**Passage to read:**
6. Misconceptions, limitations, and active directions
A recurring misconception is that any multimodal architecture using Mamba is already GM-Fusion. The literature does not support that interpretation. GraspMamba, for example, uses Mamba only in the visual backbone; its original fusion path is CNN-based, and explicit gating appears only in the generalized extension (Nguyen et al., 2024). Conversely, FusionMamba, Fusion-Mamba, HiddenObject, and GMF-Drive place state-space operators directly in the fusion path, often with explicit multiplicative or routing gates (Peng et al., 2024, Dong et al., 2024, Song et al., 28 Aug 2025, Wang et al., 8 Aug 2025).
A second misconception is that replacing attention with a generic Mamba block is sufficient. GMF-Drive’s ablation shows that C-EffiMamba and CA+EffiMamba do not surpass the transformer baseline, whereas HCA+BEV-SSM does. The relevant distinction is not “Mamba versus transformer” in the abstract, but task-specific state-space design with directional priors, gating, and hierarchical integration (Wang et al., 8 Aug 2025). MambaCAFU makes a related point from segmentation: pure Mamba encoder-decoder designs are described as task-dependent and unstable, whereas Mamba is most effective when embedded inside a gated fusion pipeline involving CNN and transformer features (Bui et al., 4 Oct 2025).

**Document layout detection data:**
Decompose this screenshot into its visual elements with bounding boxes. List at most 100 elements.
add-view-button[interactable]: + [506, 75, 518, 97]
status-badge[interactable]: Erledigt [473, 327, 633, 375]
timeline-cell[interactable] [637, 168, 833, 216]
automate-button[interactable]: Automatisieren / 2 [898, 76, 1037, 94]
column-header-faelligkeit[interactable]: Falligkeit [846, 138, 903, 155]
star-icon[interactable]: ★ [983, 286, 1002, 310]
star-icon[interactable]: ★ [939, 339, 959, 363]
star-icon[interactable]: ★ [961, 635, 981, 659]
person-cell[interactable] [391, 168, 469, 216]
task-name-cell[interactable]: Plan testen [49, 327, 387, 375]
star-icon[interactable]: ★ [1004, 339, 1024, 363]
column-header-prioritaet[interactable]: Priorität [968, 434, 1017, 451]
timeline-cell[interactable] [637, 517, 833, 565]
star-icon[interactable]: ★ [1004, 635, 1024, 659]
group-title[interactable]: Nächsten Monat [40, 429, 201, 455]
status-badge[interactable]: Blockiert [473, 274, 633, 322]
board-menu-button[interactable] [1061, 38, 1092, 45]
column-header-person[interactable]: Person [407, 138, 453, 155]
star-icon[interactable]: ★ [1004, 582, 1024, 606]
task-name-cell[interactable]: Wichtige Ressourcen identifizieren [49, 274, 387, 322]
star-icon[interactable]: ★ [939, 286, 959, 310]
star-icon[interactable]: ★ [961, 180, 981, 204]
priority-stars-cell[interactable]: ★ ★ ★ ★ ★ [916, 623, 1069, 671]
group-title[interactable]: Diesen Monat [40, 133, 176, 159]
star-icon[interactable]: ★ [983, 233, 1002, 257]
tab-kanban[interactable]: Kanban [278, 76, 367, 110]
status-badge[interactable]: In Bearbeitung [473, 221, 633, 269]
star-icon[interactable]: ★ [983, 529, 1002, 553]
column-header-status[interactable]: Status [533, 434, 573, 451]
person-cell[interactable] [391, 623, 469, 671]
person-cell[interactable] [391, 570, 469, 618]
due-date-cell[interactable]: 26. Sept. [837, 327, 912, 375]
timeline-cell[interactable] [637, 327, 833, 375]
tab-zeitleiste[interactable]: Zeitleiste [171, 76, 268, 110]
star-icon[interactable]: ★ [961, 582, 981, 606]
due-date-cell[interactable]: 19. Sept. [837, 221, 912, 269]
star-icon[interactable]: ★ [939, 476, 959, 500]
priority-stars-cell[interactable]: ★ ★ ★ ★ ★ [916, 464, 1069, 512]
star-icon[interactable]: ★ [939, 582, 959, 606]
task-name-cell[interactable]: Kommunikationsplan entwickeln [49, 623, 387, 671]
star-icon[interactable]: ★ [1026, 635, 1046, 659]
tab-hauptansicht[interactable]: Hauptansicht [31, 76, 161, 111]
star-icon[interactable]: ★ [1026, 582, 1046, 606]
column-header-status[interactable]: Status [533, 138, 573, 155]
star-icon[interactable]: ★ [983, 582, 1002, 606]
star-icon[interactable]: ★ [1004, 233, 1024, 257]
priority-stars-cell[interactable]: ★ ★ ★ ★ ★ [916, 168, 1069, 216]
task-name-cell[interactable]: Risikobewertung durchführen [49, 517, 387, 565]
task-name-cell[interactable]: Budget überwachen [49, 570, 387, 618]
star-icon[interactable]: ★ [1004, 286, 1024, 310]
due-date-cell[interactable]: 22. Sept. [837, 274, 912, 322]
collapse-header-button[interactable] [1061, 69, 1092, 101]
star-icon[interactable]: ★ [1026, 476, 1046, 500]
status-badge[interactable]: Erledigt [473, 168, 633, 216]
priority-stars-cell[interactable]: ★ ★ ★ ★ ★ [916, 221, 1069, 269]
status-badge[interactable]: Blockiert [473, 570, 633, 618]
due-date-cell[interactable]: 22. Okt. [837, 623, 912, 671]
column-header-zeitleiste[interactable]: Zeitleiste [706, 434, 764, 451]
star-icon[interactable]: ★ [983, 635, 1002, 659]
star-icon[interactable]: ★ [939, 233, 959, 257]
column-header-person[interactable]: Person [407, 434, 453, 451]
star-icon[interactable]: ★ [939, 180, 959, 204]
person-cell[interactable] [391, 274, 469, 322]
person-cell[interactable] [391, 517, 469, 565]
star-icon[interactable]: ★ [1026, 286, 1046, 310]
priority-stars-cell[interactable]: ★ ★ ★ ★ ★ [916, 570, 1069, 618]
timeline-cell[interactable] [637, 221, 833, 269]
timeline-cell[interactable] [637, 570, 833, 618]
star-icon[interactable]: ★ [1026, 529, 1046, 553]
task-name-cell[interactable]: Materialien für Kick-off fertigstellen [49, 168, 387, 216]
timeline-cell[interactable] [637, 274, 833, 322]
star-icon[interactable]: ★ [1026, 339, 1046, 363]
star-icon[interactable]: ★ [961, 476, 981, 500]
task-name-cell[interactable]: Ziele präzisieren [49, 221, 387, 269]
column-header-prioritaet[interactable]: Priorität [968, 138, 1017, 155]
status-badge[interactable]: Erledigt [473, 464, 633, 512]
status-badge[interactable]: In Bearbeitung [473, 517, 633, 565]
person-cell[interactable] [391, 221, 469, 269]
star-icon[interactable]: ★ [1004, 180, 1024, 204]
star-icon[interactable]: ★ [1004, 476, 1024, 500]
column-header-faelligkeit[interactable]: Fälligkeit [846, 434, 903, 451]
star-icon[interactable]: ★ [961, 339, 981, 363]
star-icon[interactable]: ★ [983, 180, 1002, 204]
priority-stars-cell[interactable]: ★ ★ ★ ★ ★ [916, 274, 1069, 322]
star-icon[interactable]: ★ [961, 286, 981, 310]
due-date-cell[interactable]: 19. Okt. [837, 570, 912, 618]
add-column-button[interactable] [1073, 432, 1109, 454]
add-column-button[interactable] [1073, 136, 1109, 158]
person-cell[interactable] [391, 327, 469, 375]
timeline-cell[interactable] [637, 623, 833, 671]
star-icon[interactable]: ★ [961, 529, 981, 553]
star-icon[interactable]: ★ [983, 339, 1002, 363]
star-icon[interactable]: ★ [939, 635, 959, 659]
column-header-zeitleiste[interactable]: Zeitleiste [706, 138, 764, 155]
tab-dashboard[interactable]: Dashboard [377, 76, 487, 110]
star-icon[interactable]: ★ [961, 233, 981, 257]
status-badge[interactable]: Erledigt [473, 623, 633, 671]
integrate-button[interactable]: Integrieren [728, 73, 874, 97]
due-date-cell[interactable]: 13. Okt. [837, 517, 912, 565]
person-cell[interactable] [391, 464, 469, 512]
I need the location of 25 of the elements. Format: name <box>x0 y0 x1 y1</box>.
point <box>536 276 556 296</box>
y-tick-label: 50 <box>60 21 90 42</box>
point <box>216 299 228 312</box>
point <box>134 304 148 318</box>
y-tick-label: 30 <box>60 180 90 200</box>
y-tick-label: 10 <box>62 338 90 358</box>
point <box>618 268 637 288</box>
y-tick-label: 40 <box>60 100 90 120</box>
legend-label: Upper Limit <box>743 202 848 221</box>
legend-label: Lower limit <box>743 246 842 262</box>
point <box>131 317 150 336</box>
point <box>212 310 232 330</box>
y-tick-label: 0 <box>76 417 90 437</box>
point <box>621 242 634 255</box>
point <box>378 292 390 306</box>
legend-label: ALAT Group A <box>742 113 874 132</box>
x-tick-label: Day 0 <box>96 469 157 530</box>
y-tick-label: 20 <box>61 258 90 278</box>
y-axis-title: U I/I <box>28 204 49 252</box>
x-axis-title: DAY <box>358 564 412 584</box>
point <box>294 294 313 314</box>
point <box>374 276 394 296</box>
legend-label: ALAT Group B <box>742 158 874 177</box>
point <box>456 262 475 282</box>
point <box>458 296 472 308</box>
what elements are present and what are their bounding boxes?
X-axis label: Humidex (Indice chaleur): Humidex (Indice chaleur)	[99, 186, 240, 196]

**Required tasks:**
a: According to the passage on misconceptions about GM-Fusion, which configuration in GMF-Drive's ablation surpasses the transformer baseline?
b: From the passage on misconceptions about GM-Fusion, write out the part from "A second misconception" up to and including "4 Oct 2025).", replacing "transformer baseline" with "attention baseline".
Work from the passage on misconceptions about GM-Fusion alone, not the data.

**Solution list:**
a: HCA+BEV-SSM

b:
A second misconception is that replacing attention with a generic Mamba block is sufficient. GMF-Drive’s ablation shows that C-EffiMamba and CA+EffiMamba do not surpass the attention baseline, whereas HCA+BEV-SSM does. The relevant distinction is not “Mamba versus transformer” in the abstract, but task-specific state-space design with directional priors, gating, and hierarchical integration (Wang et al., 8 Aug 2025). MambaCAFU makes a related point from segmentation: pure Mamba encoder-decoder designs are described as task-dependent and unstable, whereas Mamba is most effective when embedded inside a gated fusion pipeline involving CNN and transformer features (Bui et al., 4 Oct 2025).